Document page entries with text
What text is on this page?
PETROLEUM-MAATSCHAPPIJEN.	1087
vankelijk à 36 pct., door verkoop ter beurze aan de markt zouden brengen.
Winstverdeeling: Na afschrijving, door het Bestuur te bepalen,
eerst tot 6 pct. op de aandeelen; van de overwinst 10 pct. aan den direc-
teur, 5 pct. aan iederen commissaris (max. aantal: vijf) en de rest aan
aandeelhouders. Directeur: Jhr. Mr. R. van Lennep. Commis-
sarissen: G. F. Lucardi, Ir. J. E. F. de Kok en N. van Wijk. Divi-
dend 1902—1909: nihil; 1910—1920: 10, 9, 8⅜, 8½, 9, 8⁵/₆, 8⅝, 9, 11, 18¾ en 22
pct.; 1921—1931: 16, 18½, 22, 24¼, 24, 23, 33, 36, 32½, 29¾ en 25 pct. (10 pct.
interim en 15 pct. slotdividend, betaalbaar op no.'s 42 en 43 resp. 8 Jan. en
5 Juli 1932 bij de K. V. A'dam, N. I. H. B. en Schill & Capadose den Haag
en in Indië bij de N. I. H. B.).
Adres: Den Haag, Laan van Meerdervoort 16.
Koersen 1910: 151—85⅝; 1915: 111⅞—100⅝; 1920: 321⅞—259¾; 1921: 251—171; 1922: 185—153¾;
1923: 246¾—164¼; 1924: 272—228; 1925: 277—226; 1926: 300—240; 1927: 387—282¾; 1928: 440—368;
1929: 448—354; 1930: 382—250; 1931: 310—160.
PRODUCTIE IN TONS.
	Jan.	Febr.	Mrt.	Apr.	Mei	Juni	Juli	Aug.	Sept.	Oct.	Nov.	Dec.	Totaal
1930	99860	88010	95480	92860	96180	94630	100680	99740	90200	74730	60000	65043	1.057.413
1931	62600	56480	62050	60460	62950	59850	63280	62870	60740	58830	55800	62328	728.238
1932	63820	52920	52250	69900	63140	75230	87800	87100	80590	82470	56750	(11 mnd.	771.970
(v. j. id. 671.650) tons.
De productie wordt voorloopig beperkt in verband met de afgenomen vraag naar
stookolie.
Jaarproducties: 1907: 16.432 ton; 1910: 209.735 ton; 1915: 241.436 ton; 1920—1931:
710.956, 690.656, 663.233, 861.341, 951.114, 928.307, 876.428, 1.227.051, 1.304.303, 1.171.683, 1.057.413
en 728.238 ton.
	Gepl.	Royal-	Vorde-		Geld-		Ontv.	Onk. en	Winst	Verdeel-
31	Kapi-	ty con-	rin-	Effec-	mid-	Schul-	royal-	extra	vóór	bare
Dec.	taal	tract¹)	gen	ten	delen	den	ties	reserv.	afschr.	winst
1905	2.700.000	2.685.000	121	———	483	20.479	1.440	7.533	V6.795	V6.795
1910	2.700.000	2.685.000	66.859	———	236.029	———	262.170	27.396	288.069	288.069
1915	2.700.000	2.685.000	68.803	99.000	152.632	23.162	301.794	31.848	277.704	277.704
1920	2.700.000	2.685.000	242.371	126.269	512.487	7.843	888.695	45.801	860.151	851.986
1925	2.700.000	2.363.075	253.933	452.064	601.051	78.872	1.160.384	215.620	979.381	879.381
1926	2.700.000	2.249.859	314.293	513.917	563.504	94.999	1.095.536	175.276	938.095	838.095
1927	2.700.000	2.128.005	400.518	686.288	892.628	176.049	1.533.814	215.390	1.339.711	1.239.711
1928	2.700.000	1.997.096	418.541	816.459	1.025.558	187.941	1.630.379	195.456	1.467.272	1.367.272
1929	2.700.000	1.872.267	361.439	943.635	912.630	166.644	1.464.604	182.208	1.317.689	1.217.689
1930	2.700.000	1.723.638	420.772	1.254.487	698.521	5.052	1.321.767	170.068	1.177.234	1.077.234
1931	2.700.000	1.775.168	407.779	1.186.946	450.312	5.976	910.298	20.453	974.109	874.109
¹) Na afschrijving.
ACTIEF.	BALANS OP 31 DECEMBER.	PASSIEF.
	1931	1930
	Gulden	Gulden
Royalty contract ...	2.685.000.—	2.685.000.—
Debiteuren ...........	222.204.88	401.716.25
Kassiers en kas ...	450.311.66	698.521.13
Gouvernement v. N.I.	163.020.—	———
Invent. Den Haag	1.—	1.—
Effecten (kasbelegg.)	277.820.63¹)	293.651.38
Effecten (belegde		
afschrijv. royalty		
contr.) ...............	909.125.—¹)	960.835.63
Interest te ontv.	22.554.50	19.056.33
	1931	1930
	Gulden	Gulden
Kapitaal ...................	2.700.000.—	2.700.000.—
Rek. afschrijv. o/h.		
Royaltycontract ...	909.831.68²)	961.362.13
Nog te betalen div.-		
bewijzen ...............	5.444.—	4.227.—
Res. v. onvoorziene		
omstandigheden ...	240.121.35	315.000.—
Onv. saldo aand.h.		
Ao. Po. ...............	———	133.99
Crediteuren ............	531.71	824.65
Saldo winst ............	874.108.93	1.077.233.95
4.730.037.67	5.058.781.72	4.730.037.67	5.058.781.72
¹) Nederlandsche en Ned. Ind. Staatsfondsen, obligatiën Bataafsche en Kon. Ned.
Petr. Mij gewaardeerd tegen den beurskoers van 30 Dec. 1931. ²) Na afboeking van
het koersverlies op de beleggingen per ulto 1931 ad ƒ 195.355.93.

WHAT IS REQUIRED: Indicate how many lines in the records above include the word "Juli", giving no other content.

RESULT: 2